GIVEN TASK — Each record must be reproduced exactly as it is shown.

|---|

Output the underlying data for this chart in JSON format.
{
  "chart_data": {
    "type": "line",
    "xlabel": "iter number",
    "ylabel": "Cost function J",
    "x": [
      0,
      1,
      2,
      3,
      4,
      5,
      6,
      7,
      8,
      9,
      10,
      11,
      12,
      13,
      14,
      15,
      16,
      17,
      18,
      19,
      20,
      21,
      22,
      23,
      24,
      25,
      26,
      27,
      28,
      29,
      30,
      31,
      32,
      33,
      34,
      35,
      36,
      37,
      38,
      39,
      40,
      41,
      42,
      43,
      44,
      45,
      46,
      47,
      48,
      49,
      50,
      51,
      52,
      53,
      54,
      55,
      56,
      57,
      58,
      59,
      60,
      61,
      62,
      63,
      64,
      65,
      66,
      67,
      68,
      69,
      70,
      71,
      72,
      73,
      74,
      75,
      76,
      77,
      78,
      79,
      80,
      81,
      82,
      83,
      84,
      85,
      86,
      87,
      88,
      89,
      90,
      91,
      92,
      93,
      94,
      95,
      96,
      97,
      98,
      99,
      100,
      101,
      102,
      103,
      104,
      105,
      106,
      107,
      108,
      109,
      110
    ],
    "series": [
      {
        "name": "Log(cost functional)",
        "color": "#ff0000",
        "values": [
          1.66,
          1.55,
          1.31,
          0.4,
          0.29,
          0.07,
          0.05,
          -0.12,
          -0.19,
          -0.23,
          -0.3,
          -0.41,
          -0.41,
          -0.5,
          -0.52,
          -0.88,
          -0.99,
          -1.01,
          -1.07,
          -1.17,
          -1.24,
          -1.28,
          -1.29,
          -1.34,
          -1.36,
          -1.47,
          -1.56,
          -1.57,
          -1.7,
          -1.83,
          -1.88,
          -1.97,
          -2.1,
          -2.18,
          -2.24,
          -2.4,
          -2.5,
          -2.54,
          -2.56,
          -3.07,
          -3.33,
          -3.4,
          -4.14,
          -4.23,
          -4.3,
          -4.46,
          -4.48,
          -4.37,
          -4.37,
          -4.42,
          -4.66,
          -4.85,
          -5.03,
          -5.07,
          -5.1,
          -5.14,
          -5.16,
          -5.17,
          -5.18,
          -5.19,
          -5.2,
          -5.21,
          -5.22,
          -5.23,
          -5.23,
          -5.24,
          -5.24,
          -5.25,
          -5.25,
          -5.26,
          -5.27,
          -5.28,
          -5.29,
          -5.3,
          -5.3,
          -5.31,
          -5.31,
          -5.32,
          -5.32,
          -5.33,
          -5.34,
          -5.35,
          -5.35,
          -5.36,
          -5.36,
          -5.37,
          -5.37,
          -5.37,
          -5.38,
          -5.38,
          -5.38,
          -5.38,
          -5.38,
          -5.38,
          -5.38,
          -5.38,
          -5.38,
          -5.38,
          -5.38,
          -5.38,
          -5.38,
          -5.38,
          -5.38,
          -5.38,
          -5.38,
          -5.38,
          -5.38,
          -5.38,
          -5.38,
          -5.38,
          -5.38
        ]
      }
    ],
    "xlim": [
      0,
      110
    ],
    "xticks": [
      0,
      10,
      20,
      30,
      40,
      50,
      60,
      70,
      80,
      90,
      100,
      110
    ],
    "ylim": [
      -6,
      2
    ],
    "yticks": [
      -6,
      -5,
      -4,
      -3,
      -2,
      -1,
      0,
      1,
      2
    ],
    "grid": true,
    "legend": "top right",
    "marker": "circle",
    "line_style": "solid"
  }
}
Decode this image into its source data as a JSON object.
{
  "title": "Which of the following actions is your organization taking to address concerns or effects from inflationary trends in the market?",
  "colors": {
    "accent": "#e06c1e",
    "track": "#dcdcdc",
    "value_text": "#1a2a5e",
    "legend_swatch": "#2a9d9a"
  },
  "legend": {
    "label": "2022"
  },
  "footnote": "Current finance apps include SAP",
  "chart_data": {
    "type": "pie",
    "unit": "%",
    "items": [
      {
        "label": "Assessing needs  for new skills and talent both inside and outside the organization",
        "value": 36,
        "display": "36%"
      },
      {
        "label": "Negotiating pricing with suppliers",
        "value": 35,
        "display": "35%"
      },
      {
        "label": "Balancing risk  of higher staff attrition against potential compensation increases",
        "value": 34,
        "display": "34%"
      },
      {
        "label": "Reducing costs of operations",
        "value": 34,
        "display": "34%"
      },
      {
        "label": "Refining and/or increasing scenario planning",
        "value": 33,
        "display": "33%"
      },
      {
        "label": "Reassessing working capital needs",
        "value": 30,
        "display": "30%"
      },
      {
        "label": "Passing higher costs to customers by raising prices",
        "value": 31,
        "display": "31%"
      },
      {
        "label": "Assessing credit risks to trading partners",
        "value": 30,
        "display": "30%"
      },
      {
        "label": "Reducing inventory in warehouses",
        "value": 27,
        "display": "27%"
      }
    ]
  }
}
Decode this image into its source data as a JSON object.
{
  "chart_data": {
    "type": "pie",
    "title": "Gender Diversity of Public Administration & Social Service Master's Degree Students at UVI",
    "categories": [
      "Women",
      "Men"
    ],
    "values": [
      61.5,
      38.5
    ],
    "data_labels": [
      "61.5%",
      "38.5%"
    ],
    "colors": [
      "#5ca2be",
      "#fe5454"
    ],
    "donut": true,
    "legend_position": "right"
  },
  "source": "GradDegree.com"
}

|---|

FINAL ANSWER —
Output the underlying data for this chart in JSON format.
{
  "chart_data": {
    "type": "line",
    "xlabel": "iter number",
    "ylabel": "Cost function J",
    "x": [
      0,
      1,
      2,
      3,
      4,
      5,
      6,
      7,
      8,
      9,
      10,
      11,
      12,
      13,
      14,
      15,
      16,
      17,
      18,
      19,
      20,
      21,
      22,
      23,
      24,
      25,
      26,
      27,
      28,
      29,
      30,
      31,
      32,
      33,
      34,
      35,
      36,
      37,
      38,
      39,
      40,
      41,
      42,
      43,
      44,
      45,
      46,
      47,
      48,
      49,
      50,
      51,
      52,
      53,
      54,
      55,
      56,
      57,
      58,
      59,
      60,
      61,
      62,
      63,
      64,
      65,
      66,
      67,
      68,
      69,
      70,
      71,
      72,
      73,
      74,
      75,
      76,
      77,
      78,
      79,
      80,
      81,
      82,
      83,
      84,
      85,
      86,
      87,
      88,
      89,
      90,
      91,
      92,
      93,
      94,
      95,
      96,
      97,
      98,
      99,
      100,
      101,
      102,
      103,
      104,
      105,
      106,
      107,
      108,
      109,
      110
    ],
    "series": [
      {
        "name": "Log(cost functional)",
        "color": "#ff0000",
        "values": [
          1.66,
          1.55,
          1.31,
          0.4,
          0.29,
          0.07,
          0.05,
          -0.12,
          -0.19,
          -0.23,
          -0.3,
          -0.41,
          -0.41,
          -0.5,
          -0.52,
          -0.88,
          -0.99,
          -1.01,
          -1.07,
          -1.17,
          -1.24,
          -1.28,
          -1.29,
          -1.34,
          -1.36,
          -1.47,
          -1.56,
          -1.57,
          -1.7,
          -1.83,
          -1.88,
          -1.97,
          -2.1,
          -2.18,
          -2.24,
          -2.4,
          -2.5,
          -2.54,
          -2.56,
          -3.07,
          -3.33,
          -3.4,
          -4.14,
          -4.23,
          -4.3,
          -4.46,
          -4.48,
          -4.37,
          -4.37,
          -4.42,
          -4.66,
          -4.85,
          -5.03,
          -5.07,
          -5.1,
          -5.14,
          -5.16,
          -5.17,
          -5.18,
          -5.19,
          -5.2,
          -5.21,
          -5.22,
          -5.23,
          -5.23,
          -5.24,
          -5.24,
          -5.25,
          -5.25,
          -5.26,
          -5.27,
          -5.28,
          -5.29,
          -5.3,
          -5.3,
          -5.31,
          -5.31,
          -5.32,
          -5.32,
          -5.33,
          -5.34,
          -5.35,
          -5.35,
          -5.36,
          -5.36,
          -5.37,
          -5.37,
          -5.37,
          -5.38,
          -5.38,
          -5.38,
          -5.38,
          -5.38,
          -5.38,
          -5.38,
          -5.38,
          -5.38,
          -5.38,
          -5.38,
          -5.38,
          -5.38,
          -5.38,
          -5.38,
          -5.38,
          -5.38,
          -5.38,
          -5.38,
          -5.38,
          -5.38,
          -5.38,
          -5.38
        ]
      }
    ],
    "xlim": [
      0,
      110
    ],
    "xticks": [
      0,
      10,
      20,
      30,
      40,
      50,
      60,
      70,
      80,
      90,
      100,
      110
    ],
    "ylim": [
      -6,
      2
    ],
    "yticks": [
      -6,
      -5,
      -4,
      -3,
      -2,
      -1,
      0,
      1,
      2
    ],
    "grid": true,
    "legend": "top right",
    "marker": "circle",
    "line_style": "solid"
  }
}
Decode this image into its source data as a JSON object.
{
  "title": "Which of the following actions is your organization taking to address concerns or effects from inflationary trends in the market?",
  "colors": {
    "accent": "#e06c1e",
    "track": "#dcdcdc",
    "value_text": "#1a2a5e",
    "legend_swatch": "#2a9d9a"
  },
  "legend": {
    "label": "2022"
  },
  "footnote": "Current finance apps include SAP",
  "chart_data": {
    "type": "pie",
    "unit": "%",
    "items": [
      {
        "label": "Assessing needs  for new skills and talent both inside and outside the organization",
        "value": 36,
        "display": "36%"
      },
      {
        "label": "Negotiating pricing with suppliers",
        "value": 35,
        "display": "35%"
      },
      {
        "label": "Balancing risk  of higher staff attrition against potential compensation increases",
        "value": 34,
        "display": "34%"
      },
      {
        "label": "Reducing costs of operations",
        "value": 34,
        "display": "34%"
      },
      {
        "label": "Refining and/or increasing scenario planning",
        "value": 33,
        "display": "33%"
      },
      {
        "label": "Reassessing working capital needs",
        "value": 30,
        "display": "30%"
      },
      {
        "label": "Passing higher costs to customers by raising prices",
        "value": 31,
        "display": "31%"
      },
      {
        "label": "Assessing credit risks to trading partners",
        "value": 30,
        "display": "30%"
      },
      {
        "label": "Reducing inventory in warehouses",
        "value": 27,
        "display": "27%"
      }
    ]
  }
}
Decode this image into its source data as a JSON object.
{
  "chart_data": {
    "type": "pie",
    "title": "Gender Diversity of Public Administration & Social Service Master's Degree Students at UVI",
    "categories": [
      "Women",
      "Men"
    ],
    "values": [
      61.5,
      38.5
    ],
    "data_labels": [
      "61.5%",
      "38.5%"
    ],
    "colors": [
      "#5ca2be",
      "#fe5454"
    ],
    "donut": true,
    "legend_position": "right"
  },
  "source": "GradDegree.com"
}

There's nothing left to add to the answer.